Work to complete:
Extract the text of each entry below exactly, leaving every image behind.

--- Start Data supplied ---

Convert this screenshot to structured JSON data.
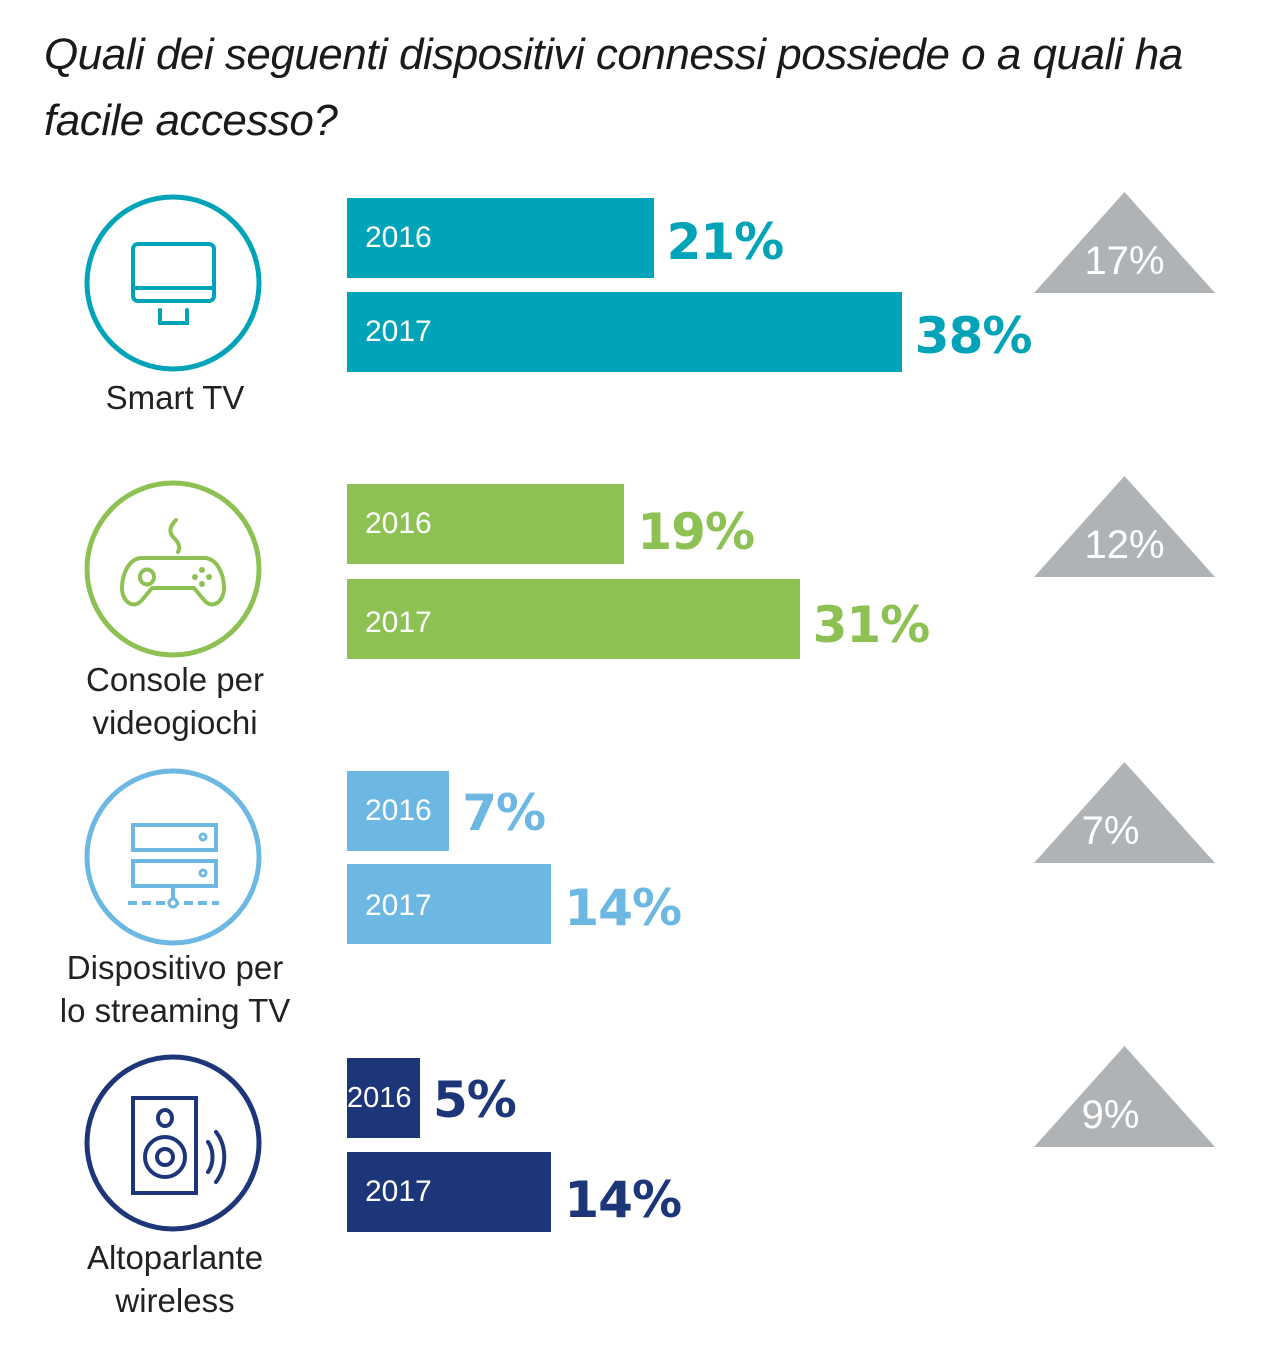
{
  "title": "Quali dei seguenti dispositivi connessi possiede o a quali ha facile accesso?",
  "chart_data": {
    "type": "bar",
    "orientation": "horizontal",
    "title": "Quali dei seguenti dispositivi connessi possiede o a quali ha facile accesso?",
    "categories": [
      "Smart TV",
      "Console per videogiochi",
      "Dispositivo per lo streaming TV",
      "Altoparlante wireless"
    ],
    "series": [
      {
        "name": "2016",
        "values": [
          21,
          19,
          7,
          5
        ]
      },
      {
        "name": "2017",
        "values": [
          38,
          31,
          14,
          14
        ]
      }
    ],
    "unit": "%",
    "xlim": [
      0,
      45
    ],
    "grid": false,
    "change_labels": [
      "17%",
      "12%",
      "7%",
      "9%"
    ]
  },
  "groups": [
    {
      "label_lines": [
        "Smart TV"
      ],
      "icon": "tv-monitor-icon",
      "color": "#00A3B7",
      "bars": [
        {
          "year": "2016",
          "value": 21,
          "label": "21%"
        },
        {
          "year": "2017",
          "value": 38,
          "label": "38%"
        }
      ],
      "change": "17%"
    },
    {
      "label_lines": [
        "Console per",
        "videogiochi"
      ],
      "icon": "gamepad-icon",
      "color": "#8DC153",
      "bars": [
        {
          "year": "2016",
          "value": 19,
          "label": "19%"
        },
        {
          "year": "2017",
          "value": 31,
          "label": "31%"
        }
      ],
      "change": "12%"
    },
    {
      "label_lines": [
        "Dispositivo per",
        "lo streaming TV"
      ],
      "icon": "streaming-server-icon",
      "color": "#6CB8E3",
      "bars": [
        {
          "year": "2016",
          "value": 7,
          "label": "7%"
        },
        {
          "year": "2017",
          "value": 14,
          "label": "14%"
        }
      ],
      "change": "7%"
    },
    {
      "label_lines": [
        "Altoparlante",
        "wireless"
      ],
      "icon": "speaker-icon",
      "color": "#1D3679",
      "bars": [
        {
          "year": "2016",
          "value": 5,
          "label": "5%"
        },
        {
          "year": "2017",
          "value": 14,
          "label": "14%"
        }
      ],
      "change": "9%"
    }
  ],
  "triangle_color": "#B0B3B6"
}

--- End Data supplied ---

Expected output:
Convert this screenshot to structured JSON data.
{
  "title": "Quali dei seguenti dispositivi connessi possiede o a quali ha facile accesso?",
  "chart_data": {
    "type": "bar",
    "orientation": "horizontal",
    "title": "Quali dei seguenti dispositivi connessi possiede o a quali ha facile accesso?",
    "categories": [
      "Smart TV",
      "Console per videogiochi",
      "Dispositivo per lo streaming TV",
      "Altoparlante wireless"
    ],
    "series": [
      {
        "name": "2016",
        "values": [
          21,
          19,
          7,
          5
        ]
      },
      {
        "name": "2017",
        "values": [
          38,
          31,
          14,
          14
        ]
      }
    ],
    "unit": "%",
    "xlim": [
      0,
      45
    ],
    "grid": false,
    "change_labels": [
      "17%",
      "12%",
      "7%",
      "9%"
    ]
  },
  "groups": [
    {
      "label_lines": [
        "Smart TV"
      ],
      "icon": "tv-monitor-icon",
      "color": "#00A3B7",
      "bars": [
        {
          "year": "2016",
          "value": 21,
          "label": "21%"
        },
        {
          "year": "2017",
          "value": 38,
          "label": "38%"
        }
      ],
      "change": "17%"
    },
    {
      "label_lines": [
        "Console per",
        "videogiochi"
      ],
      "icon": "gamepad-icon",
      "color": "#8DC153",
      "bars": [
        {
          "year": "2016",
          "value": 19,
          "label": "19%"
        },
        {
          "year": "2017",
          "value": 31,
          "label": "31%"
        }
      ],
      "change": "12%"
    },
    {
      "label_lines": [
        "Dispositivo per",
        "lo streaming TV"
      ],
      "icon": "streaming-server-icon",
      "color": "#6CB8E3",
      "bars": [
        {
          "year": "2016",
          "value": 7,
          "label": "7%"
        },
        {
          "year": "2017",
          "value": 14,
          "label": "14%"
        }
      ],
      "change": "7%"
    },
    {
      "label_lines": [
        "Altoparlante",
        "wireless"
      ],
      "icon": "speaker-icon",
      "color": "#1D3679",
      "bars": [
        {
          "year": "2016",
          "value": 5,
          "label": "5%"
        },
        {
          "year": "2017",
          "value": 14,
          "label": "14%"
        }
      ],
      "change": "9%"
    }
  ],
  "triangle_color": "#B0B3B6"
}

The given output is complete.